» WHAT IS ASKED
Pick out each line with the word "JSON" from the material that follows.

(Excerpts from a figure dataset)
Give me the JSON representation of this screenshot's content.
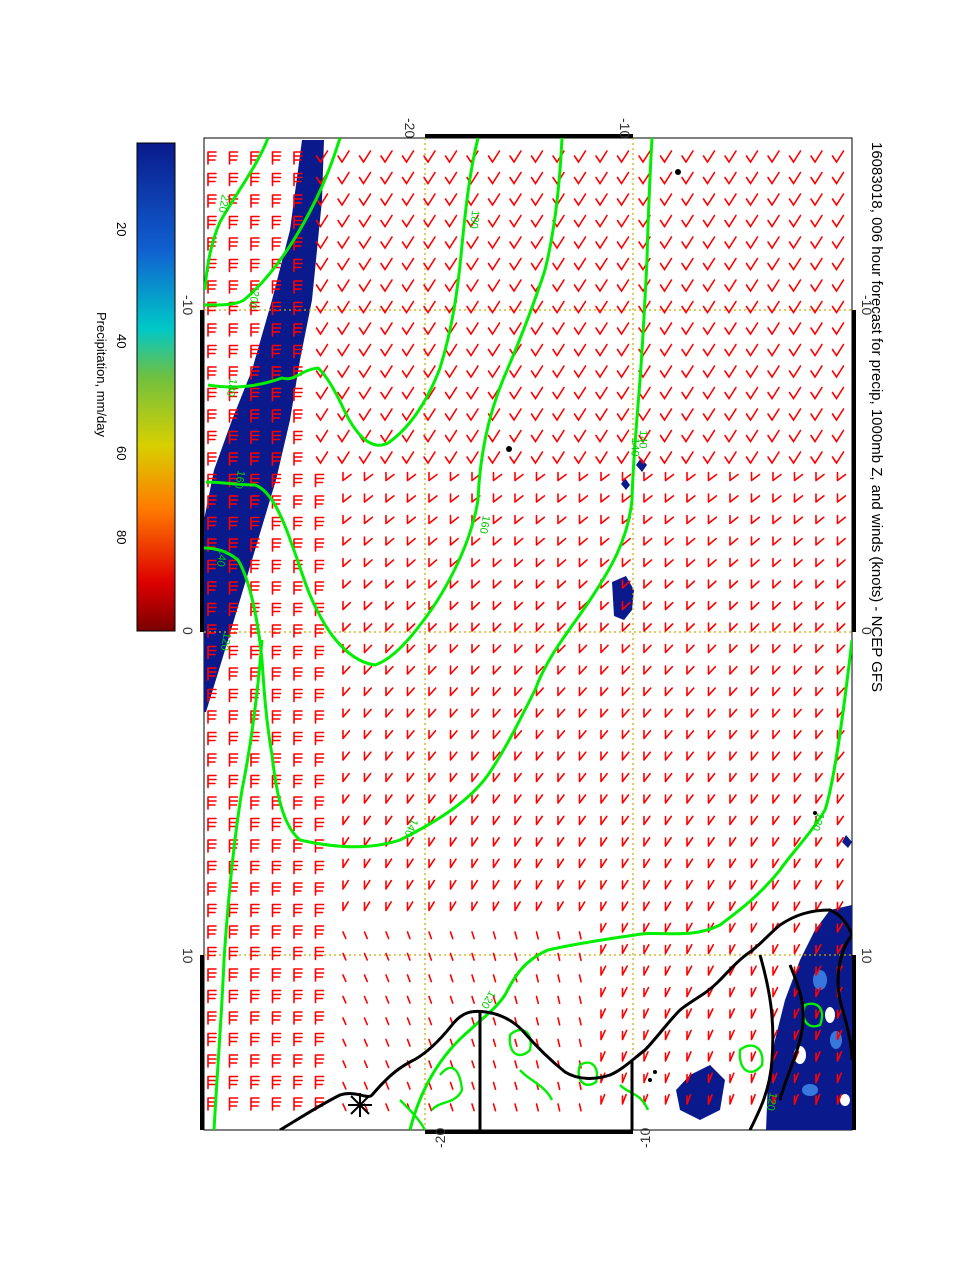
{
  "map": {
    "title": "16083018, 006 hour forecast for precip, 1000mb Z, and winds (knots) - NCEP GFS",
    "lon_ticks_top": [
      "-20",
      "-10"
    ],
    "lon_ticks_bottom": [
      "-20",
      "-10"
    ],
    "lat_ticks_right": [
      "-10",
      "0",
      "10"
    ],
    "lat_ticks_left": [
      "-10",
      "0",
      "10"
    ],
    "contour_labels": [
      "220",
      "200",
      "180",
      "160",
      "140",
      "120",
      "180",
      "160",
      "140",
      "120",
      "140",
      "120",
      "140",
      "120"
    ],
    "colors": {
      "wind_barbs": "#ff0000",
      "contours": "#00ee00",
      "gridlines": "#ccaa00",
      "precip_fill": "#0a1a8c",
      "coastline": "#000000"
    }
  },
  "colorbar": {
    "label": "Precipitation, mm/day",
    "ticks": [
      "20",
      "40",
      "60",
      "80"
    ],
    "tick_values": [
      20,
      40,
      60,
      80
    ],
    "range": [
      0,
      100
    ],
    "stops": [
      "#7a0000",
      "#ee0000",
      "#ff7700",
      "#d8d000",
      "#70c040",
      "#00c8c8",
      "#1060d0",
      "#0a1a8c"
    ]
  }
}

---

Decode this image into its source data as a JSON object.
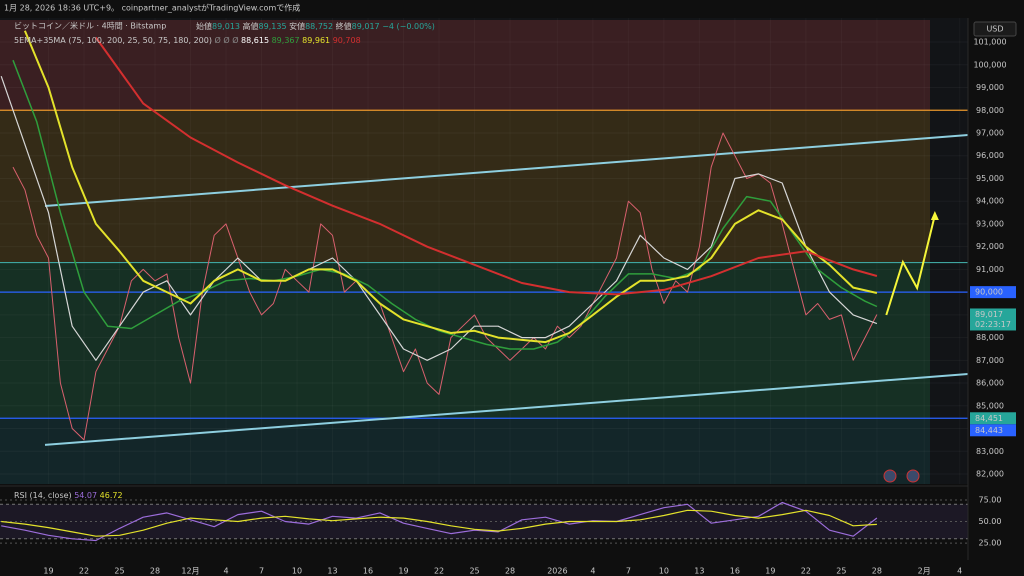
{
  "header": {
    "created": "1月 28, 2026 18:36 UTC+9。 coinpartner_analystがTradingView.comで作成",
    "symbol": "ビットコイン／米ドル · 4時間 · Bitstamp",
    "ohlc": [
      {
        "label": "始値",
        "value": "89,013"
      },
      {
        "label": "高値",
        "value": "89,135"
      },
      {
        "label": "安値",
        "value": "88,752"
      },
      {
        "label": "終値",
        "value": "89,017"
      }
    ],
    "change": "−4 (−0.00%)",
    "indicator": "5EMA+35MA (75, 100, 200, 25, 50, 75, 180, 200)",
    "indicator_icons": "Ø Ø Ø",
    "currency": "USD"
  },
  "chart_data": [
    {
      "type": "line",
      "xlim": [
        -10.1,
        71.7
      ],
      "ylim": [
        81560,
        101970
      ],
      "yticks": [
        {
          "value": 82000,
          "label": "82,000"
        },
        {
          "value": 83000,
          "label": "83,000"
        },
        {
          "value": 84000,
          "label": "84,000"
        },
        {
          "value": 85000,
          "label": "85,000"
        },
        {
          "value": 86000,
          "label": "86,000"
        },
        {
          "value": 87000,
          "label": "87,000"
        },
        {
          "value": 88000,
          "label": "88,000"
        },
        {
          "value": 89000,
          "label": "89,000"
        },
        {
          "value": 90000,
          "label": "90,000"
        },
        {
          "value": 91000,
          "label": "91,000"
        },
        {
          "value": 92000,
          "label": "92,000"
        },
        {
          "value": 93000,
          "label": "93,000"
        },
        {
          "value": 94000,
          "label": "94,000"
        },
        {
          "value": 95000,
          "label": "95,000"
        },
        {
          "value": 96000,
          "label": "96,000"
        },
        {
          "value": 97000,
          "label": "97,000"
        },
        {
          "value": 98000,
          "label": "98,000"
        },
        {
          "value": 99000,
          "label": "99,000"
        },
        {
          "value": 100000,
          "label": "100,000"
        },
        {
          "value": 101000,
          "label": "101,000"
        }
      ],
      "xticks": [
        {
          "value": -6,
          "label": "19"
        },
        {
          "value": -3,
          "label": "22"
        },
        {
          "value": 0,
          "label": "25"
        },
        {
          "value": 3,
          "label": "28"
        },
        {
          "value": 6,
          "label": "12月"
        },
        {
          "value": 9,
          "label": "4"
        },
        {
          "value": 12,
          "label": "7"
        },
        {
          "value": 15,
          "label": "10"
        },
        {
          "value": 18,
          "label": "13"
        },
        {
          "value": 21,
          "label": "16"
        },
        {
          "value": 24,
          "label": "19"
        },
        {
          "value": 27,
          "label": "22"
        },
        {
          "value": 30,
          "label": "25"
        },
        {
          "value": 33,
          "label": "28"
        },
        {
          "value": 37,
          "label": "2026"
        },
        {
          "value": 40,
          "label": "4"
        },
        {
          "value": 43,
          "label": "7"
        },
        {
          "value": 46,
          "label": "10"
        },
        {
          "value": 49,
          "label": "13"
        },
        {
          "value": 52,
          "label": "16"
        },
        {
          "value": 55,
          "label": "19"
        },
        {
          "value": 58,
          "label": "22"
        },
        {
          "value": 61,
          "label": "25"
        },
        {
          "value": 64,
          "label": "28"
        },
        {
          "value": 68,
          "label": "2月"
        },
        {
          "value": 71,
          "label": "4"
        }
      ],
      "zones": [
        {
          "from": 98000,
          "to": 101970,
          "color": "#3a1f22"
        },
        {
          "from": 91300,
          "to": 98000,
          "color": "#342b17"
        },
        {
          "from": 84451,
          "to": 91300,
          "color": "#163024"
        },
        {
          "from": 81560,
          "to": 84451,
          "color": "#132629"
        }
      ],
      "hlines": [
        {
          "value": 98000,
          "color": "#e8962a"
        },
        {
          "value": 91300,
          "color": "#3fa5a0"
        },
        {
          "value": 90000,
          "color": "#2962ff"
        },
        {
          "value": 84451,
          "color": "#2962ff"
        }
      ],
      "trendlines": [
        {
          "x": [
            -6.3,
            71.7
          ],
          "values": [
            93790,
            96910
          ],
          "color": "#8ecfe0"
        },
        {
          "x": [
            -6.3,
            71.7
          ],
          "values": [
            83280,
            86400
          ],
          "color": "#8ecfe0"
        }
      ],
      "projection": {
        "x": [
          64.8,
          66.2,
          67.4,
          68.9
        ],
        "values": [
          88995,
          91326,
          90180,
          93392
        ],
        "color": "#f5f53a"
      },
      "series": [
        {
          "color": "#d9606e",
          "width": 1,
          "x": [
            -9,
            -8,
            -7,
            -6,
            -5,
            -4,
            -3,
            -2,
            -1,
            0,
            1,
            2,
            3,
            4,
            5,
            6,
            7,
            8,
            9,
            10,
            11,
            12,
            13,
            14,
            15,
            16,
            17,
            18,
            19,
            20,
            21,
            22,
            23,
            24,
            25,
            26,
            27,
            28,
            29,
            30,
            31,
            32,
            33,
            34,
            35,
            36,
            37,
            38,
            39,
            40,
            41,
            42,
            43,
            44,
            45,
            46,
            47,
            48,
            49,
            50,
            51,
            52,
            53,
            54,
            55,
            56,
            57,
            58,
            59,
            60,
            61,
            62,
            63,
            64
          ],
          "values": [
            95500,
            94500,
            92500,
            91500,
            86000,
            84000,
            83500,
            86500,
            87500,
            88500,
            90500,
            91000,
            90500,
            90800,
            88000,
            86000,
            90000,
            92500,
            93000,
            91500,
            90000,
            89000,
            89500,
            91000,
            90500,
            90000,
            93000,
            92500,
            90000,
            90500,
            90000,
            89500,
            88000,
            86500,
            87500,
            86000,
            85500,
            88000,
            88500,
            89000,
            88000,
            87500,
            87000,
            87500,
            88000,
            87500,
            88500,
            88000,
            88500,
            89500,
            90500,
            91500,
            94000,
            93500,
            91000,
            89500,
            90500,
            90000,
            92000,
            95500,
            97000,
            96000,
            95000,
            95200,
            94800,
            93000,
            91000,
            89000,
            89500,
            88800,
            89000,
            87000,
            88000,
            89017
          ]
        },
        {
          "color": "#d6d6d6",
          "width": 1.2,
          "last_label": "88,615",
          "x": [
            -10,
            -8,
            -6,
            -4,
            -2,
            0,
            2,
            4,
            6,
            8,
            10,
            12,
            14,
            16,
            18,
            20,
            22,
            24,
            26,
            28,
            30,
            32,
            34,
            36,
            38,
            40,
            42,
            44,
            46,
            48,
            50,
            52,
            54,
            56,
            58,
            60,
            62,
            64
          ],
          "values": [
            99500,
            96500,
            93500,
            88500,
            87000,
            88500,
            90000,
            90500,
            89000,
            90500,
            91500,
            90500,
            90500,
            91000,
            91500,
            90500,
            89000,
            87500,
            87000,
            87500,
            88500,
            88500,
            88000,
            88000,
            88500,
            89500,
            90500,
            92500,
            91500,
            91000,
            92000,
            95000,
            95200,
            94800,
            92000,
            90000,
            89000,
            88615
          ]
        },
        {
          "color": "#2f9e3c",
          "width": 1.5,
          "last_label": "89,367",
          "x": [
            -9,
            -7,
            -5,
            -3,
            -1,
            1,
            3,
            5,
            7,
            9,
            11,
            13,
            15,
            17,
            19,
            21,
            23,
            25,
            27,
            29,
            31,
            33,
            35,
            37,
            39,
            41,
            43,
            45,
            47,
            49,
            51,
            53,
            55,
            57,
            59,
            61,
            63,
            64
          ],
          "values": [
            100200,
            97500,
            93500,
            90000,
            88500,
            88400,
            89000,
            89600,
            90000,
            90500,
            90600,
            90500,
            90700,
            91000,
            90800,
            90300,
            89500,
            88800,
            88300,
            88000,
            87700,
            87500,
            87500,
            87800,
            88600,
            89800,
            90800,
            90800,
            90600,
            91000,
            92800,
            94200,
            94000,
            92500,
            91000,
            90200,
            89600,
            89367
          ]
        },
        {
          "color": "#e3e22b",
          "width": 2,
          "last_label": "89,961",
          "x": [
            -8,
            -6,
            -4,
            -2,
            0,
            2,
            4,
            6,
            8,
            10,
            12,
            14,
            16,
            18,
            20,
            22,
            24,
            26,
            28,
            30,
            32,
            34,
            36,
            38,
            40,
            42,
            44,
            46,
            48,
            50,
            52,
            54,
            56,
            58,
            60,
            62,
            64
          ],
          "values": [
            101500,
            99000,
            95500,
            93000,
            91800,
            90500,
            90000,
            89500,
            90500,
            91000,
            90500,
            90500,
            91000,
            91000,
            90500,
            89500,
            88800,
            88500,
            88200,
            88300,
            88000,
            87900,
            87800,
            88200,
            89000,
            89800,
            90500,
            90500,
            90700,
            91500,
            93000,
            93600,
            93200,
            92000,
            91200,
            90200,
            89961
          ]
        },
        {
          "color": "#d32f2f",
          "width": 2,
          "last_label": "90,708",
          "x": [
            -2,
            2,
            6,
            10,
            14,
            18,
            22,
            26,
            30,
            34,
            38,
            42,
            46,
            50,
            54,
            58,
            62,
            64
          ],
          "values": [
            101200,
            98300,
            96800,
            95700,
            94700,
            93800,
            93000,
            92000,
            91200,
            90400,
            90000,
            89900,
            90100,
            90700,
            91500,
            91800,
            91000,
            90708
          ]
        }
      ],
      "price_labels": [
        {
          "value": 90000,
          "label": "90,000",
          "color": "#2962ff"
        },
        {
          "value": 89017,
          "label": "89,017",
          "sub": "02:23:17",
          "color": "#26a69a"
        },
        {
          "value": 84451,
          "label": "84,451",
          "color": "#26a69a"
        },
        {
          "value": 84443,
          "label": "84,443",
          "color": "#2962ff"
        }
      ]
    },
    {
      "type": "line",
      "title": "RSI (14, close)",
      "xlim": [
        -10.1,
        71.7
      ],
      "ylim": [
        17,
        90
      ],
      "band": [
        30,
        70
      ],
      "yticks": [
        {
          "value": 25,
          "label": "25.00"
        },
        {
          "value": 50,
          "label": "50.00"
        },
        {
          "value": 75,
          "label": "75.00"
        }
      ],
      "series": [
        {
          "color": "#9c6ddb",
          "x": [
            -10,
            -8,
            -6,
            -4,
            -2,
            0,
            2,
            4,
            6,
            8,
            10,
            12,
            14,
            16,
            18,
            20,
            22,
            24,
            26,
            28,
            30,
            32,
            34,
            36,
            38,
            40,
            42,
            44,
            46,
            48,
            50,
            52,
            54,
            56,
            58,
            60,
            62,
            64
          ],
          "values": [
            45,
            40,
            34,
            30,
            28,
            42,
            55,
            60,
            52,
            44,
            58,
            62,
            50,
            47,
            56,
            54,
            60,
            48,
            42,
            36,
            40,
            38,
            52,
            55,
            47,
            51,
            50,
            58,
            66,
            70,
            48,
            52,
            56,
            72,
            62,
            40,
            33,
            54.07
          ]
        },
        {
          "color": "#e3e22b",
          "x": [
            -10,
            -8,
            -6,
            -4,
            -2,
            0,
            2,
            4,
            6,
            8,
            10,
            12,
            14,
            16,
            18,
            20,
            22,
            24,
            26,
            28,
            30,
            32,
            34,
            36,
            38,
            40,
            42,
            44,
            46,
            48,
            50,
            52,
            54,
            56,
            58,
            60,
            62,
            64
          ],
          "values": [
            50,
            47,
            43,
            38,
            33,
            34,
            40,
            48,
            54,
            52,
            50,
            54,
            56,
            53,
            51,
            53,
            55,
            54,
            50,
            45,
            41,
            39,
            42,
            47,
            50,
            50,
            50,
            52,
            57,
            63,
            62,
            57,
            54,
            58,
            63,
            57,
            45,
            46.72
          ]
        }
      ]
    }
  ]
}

» EXPECTED ANSWER
Give me the JSON representation of this screenshot's content.
Decode this image into its source data as a JSON object.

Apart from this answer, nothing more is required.